§ **Exercise requirements**: Write down every entry below once more, exactly.
%%
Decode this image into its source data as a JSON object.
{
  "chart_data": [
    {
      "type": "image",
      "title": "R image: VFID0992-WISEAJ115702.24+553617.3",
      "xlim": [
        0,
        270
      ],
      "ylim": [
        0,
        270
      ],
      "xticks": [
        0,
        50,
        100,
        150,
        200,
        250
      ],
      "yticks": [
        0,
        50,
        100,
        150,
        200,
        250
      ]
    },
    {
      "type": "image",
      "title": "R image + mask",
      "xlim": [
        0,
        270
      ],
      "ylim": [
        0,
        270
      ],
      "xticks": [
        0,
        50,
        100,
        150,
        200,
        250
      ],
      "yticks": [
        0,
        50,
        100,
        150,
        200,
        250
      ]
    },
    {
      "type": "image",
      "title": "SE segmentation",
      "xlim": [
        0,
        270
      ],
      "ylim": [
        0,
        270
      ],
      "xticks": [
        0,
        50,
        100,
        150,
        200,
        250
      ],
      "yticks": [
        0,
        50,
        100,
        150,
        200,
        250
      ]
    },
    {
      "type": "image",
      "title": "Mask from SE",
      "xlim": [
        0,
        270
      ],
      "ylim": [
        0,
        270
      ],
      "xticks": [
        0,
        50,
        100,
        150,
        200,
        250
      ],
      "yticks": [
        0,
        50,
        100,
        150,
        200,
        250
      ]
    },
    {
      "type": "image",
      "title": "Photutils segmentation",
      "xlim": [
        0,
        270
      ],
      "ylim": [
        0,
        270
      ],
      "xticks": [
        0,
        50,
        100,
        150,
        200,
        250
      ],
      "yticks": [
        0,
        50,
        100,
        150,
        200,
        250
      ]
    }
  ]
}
%%
§ **Exercise solution**:
Decode this image into its source data as a JSON object.
{
  "chart_data": [
    {
      "type": "image",
      "title": "R image: VFID0992-WISEAJ115702.24+553617.3",
      "xlim": [
        0,
        270
      ],
      "ylim": [
        0,
        270
      ],
      "xticks": [
        0,
        50,
        100,
        150,
        200,
        250
      ],
      "yticks": [
        0,
        50,
        100,
        150,
        200,
        250
      ]
    },
    {
      "type": "image",
      "title": "R image + mask",
      "xlim": [
        0,
        270
      ],
      "ylim": [
        0,
        270
      ],
      "xticks": [
        0,
        50,
        100,
        150,
        200,
        250
      ],
      "yticks": [
        0,
        50,
        100,
        150,
        200,
        250
      ]
    },
    {
      "type": "image",
      "title": "SE segmentation",
      "xlim": [
        0,
        270
      ],
      "ylim": [
        0,
        270
      ],
      "xticks": [
        0,
        50,
        100,
        150,
        200,
        250
      ],
      "yticks": [
        0,
        50,
        100,
        150,
        200,
        250
      ]
    },
    {
      "type": "image",
      "title": "Mask from SE",
      "xlim": [
        0,
        270
      ],
      "ylim": [
        0,
        270
      ],
      "xticks": [
        0,
        50,
        100,
        150,
        200,
        250
      ],
      "yticks": [
        0,
        50,
        100,
        150,
        200,
        250
      ]
    },
    {
      "type": "image",
      "title": "Photutils segmentation",
      "xlim": [
        0,
        270
      ],
      "ylim": [
        0,
        270
      ],
      "xticks": [
        0,
        50,
        100,
        150,
        200,
        250
      ],
      "yticks": [
        0,
        50,
        100,
        150,
        200,
        250
      ]
    }
  ]
}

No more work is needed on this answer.